Collected data
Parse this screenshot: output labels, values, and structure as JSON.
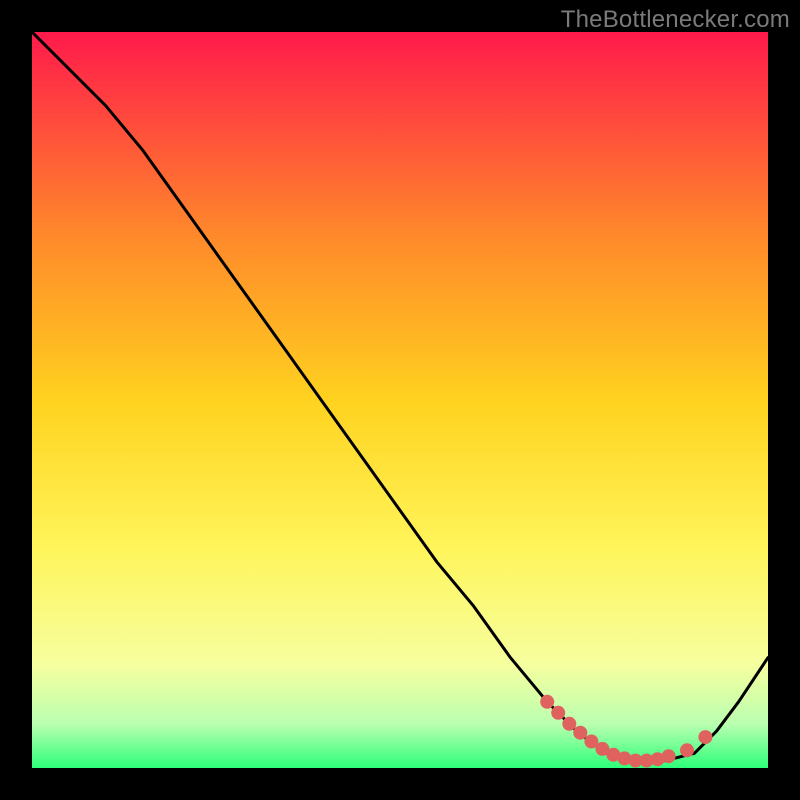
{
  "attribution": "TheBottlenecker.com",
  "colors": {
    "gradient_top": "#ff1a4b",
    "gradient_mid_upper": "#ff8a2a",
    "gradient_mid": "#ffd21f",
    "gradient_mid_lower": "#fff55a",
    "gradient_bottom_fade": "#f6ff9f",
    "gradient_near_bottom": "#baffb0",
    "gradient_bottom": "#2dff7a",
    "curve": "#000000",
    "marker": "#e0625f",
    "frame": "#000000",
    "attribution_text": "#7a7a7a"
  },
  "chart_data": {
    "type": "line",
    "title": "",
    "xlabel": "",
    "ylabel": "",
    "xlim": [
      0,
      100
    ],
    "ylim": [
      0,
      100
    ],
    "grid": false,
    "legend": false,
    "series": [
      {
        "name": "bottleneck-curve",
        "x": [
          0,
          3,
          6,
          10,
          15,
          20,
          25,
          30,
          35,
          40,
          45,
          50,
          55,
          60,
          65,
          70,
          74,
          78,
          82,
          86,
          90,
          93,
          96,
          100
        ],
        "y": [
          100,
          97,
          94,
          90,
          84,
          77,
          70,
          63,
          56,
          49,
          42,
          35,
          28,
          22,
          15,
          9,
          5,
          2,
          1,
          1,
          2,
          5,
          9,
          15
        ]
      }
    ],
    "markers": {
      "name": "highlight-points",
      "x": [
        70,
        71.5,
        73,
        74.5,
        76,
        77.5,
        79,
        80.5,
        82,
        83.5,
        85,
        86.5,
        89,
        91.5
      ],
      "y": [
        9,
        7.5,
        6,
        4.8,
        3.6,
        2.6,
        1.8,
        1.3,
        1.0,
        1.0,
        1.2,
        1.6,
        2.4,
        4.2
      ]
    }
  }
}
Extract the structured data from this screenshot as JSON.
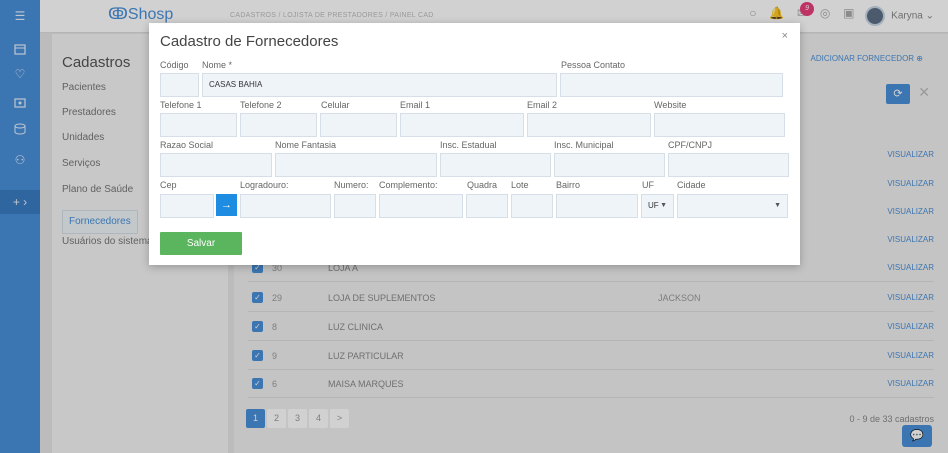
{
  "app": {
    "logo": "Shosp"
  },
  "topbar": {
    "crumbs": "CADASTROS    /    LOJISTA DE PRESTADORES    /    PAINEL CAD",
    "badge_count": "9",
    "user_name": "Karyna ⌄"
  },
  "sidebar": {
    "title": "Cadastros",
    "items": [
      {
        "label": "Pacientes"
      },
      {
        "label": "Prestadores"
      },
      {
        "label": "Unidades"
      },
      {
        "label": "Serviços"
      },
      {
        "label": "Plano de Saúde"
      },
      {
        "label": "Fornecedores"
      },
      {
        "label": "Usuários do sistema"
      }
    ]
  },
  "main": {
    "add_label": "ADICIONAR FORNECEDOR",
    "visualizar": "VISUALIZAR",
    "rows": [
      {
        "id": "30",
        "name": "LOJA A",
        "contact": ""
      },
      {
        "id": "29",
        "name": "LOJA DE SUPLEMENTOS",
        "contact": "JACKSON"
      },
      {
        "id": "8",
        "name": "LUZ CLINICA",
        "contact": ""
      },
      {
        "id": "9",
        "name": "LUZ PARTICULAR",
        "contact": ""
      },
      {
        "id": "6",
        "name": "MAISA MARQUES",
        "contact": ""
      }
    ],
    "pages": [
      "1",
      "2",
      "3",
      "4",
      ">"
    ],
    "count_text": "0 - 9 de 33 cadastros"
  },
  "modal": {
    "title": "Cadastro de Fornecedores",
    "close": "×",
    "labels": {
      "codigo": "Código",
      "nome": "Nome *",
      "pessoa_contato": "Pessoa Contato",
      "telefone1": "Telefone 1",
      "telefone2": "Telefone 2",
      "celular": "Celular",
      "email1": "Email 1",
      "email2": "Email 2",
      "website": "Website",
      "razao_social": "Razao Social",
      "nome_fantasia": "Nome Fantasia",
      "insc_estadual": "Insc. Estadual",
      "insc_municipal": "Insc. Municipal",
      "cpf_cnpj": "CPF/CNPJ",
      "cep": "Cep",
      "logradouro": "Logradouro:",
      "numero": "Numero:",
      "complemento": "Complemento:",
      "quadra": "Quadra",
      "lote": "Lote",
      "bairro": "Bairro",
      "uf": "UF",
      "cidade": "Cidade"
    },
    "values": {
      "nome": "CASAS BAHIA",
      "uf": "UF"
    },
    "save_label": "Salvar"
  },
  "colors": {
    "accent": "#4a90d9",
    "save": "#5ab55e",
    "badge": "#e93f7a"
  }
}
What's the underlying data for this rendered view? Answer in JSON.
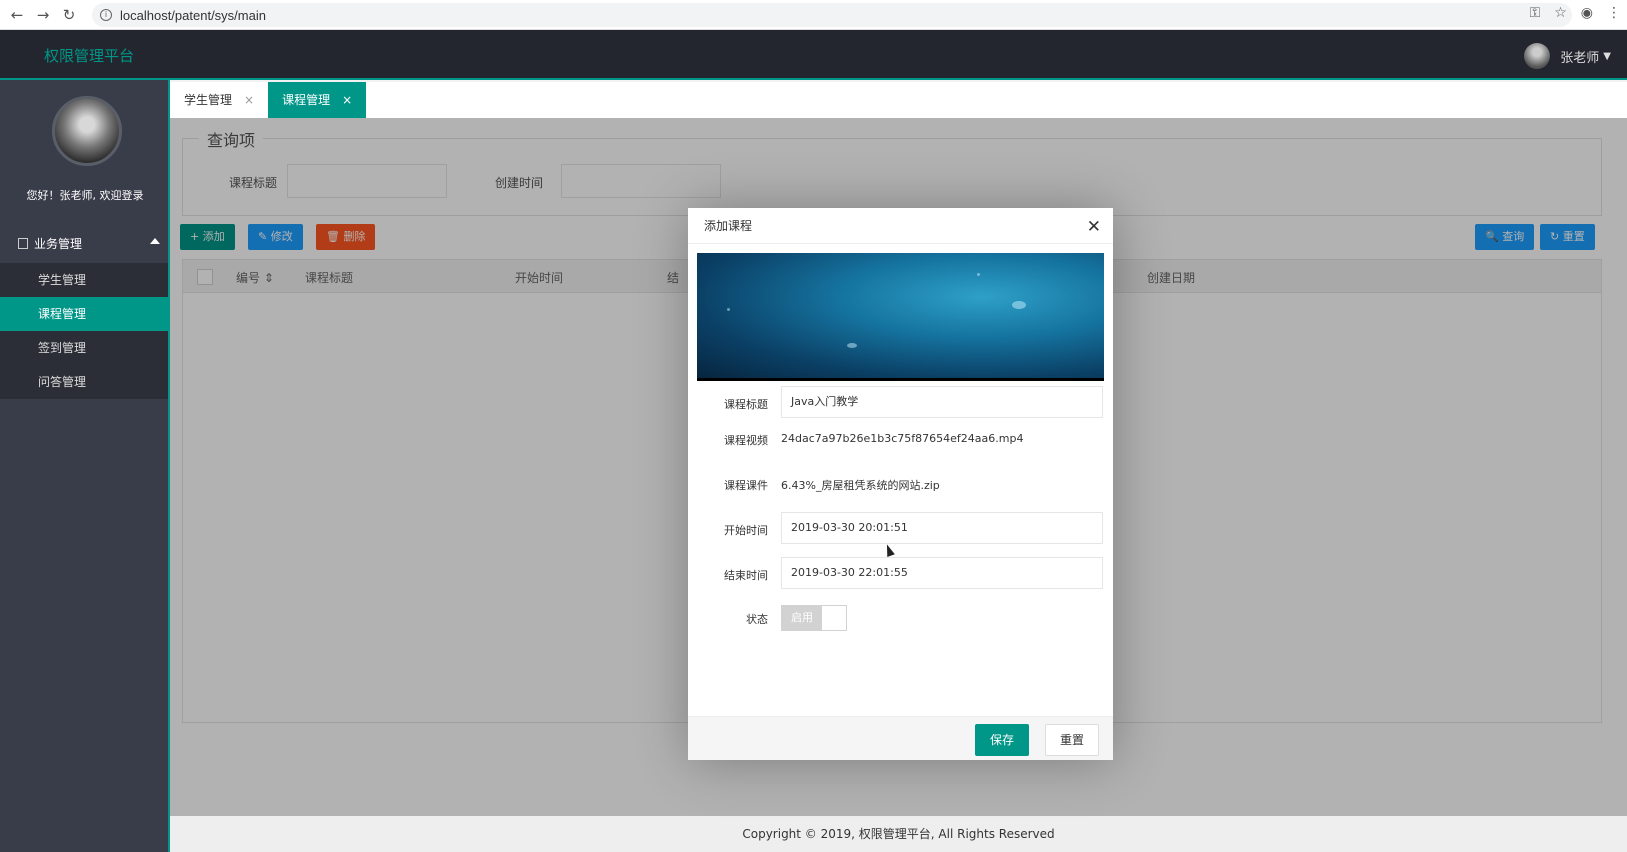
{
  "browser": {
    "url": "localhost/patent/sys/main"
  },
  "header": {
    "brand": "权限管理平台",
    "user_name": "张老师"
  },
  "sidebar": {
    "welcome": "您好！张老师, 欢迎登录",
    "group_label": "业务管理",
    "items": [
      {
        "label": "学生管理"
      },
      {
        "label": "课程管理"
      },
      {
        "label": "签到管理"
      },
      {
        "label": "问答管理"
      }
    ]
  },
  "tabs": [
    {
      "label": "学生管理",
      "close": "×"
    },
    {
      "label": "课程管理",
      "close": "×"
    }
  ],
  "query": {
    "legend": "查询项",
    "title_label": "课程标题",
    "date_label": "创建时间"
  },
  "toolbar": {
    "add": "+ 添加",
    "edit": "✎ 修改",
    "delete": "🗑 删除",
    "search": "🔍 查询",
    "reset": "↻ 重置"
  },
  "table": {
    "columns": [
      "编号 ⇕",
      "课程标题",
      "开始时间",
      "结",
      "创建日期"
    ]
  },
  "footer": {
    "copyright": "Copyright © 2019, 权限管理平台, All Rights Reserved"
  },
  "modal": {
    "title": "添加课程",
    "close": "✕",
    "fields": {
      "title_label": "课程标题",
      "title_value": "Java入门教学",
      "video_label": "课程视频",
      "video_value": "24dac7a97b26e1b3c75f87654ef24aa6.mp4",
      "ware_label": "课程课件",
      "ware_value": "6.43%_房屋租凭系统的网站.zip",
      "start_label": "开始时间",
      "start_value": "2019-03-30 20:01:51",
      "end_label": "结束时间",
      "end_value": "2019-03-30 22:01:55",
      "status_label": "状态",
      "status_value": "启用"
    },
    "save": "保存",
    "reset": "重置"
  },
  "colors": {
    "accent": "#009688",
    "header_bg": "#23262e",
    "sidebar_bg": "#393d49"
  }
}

• What is asked
Tell how many lines above contain the word "Insc". Give the number alone.

• Reply to the exercise
2